"""

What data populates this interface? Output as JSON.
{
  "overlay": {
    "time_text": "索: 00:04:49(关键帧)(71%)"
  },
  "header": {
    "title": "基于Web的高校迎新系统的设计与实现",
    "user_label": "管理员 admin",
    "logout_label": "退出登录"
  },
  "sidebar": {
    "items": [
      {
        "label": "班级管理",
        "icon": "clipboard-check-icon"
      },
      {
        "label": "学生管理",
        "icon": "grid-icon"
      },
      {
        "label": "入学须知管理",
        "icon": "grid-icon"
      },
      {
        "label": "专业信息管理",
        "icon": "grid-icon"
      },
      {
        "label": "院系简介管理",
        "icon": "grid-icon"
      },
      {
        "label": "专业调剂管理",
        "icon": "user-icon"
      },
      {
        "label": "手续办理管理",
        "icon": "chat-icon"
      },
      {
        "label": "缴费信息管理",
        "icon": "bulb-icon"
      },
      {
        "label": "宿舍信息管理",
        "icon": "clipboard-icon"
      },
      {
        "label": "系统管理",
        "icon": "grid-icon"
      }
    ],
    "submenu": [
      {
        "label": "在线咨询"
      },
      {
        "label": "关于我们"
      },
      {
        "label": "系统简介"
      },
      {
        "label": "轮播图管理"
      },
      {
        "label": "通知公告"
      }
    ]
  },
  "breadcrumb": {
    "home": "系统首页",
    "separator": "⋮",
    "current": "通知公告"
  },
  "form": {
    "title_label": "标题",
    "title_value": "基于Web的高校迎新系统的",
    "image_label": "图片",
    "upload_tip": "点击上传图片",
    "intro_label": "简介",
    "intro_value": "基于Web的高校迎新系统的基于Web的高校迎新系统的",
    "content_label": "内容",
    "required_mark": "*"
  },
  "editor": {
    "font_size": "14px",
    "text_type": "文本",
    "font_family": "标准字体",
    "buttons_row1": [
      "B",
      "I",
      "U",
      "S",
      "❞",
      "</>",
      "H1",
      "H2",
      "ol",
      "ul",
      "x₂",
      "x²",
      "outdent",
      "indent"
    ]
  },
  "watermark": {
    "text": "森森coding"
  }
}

"""

Task to carry out | Find the word "clipboard" in the entries, and copy every line it shows up in.

Solution for this problem |
        "icon": "clipboard-check-icon"
        "icon": "clipboard-icon"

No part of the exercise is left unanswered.